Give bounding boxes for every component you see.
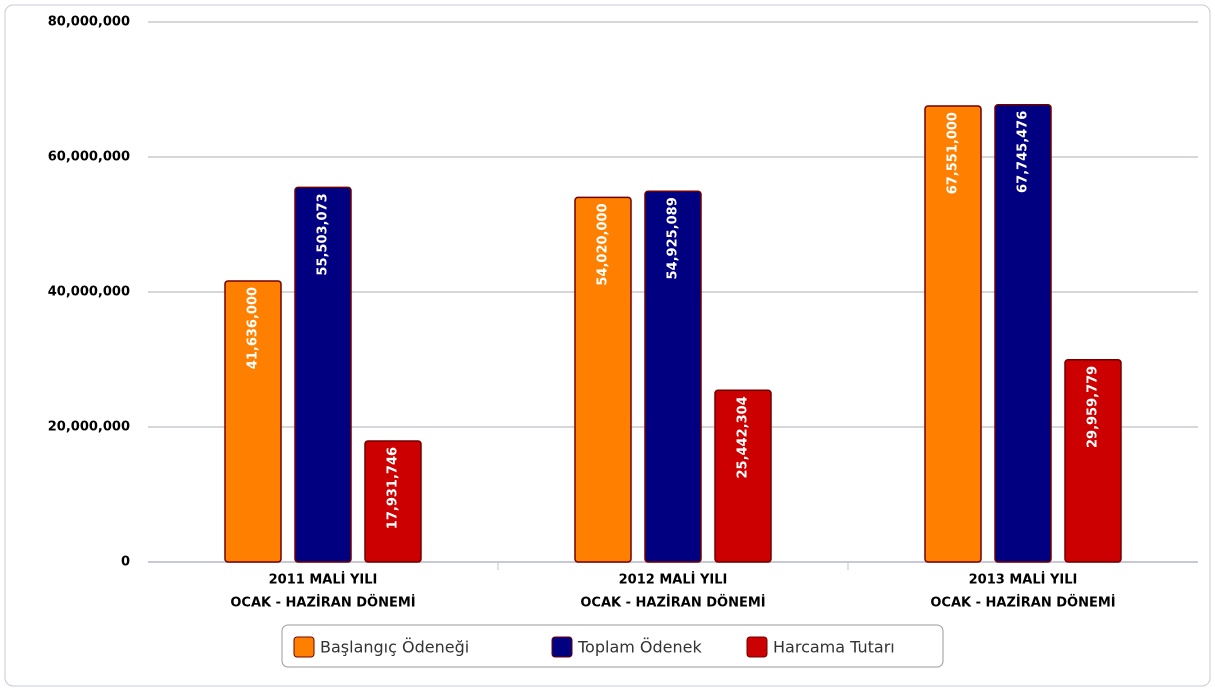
x-tick-label: OCAK - HAZİRAN DÖNEMİ [580,595,765,611]
legend-label: Toplam Ödenek [577,638,703,657]
x-tick-label: 2013 MALİ YILI [969,572,1078,588]
value-label: 41,636,000 [246,287,261,369]
bar [924,105,982,563]
y-tick-label: 60,000,000 [48,150,130,165]
x-tick-label: OCAK - HAZİRAN DÖNEMİ [230,595,415,611]
value-label: 29,959,779 [1086,366,1101,448]
y-tick-label: 0 [121,555,130,570]
bar [1064,359,1122,563]
value-label: 67,551,000 [946,112,961,194]
value-label: 54,925,089 [666,197,681,279]
value-label: 25,442,304 [736,396,751,478]
value-label: 67,745,476 [1016,111,1031,193]
bar [224,280,282,563]
bar [994,103,1052,563]
legend-swatch [551,636,573,658]
legend-swatch [746,636,768,658]
x-tick-label: 2012 MALİ YILI [619,572,728,588]
bar [644,190,702,563]
legend-swatch [293,636,315,658]
x-tick-label: 2011 MALİ YILI [269,572,378,588]
value-label: 55,503,073 [316,193,331,275]
y-tick-label: 80,000,000 [48,15,130,30]
value-label: 54,020,000 [596,203,611,285]
legend-label: Harcama Tutarı [773,638,895,657]
y-tick-label: 40,000,000 [48,285,130,300]
bar [364,440,422,563]
legend-box [281,624,944,668]
bar [574,196,632,563]
legend-label: Başlangıç Ödeneği [320,638,469,657]
value-label: 17,931,746 [386,447,401,529]
bar [714,389,772,563]
x-tick-label: OCAK - HAZİRAN DÖNEMİ [930,595,1115,611]
y-tick-label: 20,000,000 [48,420,130,435]
bar [294,186,352,563]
+--
Write out every row above exactly as it appears, leaving out the picture.

### Finished exercise
Give bounding boxes for every component you see.
x-tick-label: OCAK - HAZİRAN DÖNEMİ [580,595,765,611]
legend-label: Toplam Ödenek [577,638,703,657]
x-tick-label: 2013 MALİ YILI [969,572,1078,588]
value-label: 41,636,000 [246,287,261,369]
bar [924,105,982,563]
y-tick-label: 60,000,000 [48,150,130,165]
x-tick-label: OCAK - HAZİRAN DÖNEMİ [230,595,415,611]
value-label: 29,959,779 [1086,366,1101,448]
y-tick-label: 0 [121,555,130,570]
bar [1064,359,1122,563]
value-label: 67,551,000 [946,112,961,194]
value-label: 54,925,089 [666,197,681,279]
value-label: 25,442,304 [736,396,751,478]
value-label: 67,745,476 [1016,111,1031,193]
bar [224,280,282,563]
bar [994,103,1052,563]
legend-swatch [551,636,573,658]
legend-swatch [746,636,768,658]
x-tick-label: 2012 MALİ YILI [619,572,728,588]
bar [644,190,702,563]
legend-swatch [293,636,315,658]
x-tick-label: 2011 MALİ YILI [269,572,378,588]
value-label: 55,503,073 [316,193,331,275]
y-tick-label: 80,000,000 [48,15,130,30]
value-label: 54,020,000 [596,203,611,285]
legend-label: Harcama Tutarı [773,638,895,657]
y-tick-label: 40,000,000 [48,285,130,300]
bar [364,440,422,563]
legend-box [281,624,944,668]
bar [574,196,632,563]
legend-label: Başlangıç Ödeneği [320,638,469,657]
value-label: 17,931,746 [386,447,401,529]
bar [714,389,772,563]
x-tick-label: OCAK - HAZİRAN DÖNEMİ [930,595,1115,611]
y-tick-label: 20,000,000 [48,420,130,435]
bar [294,186,352,563]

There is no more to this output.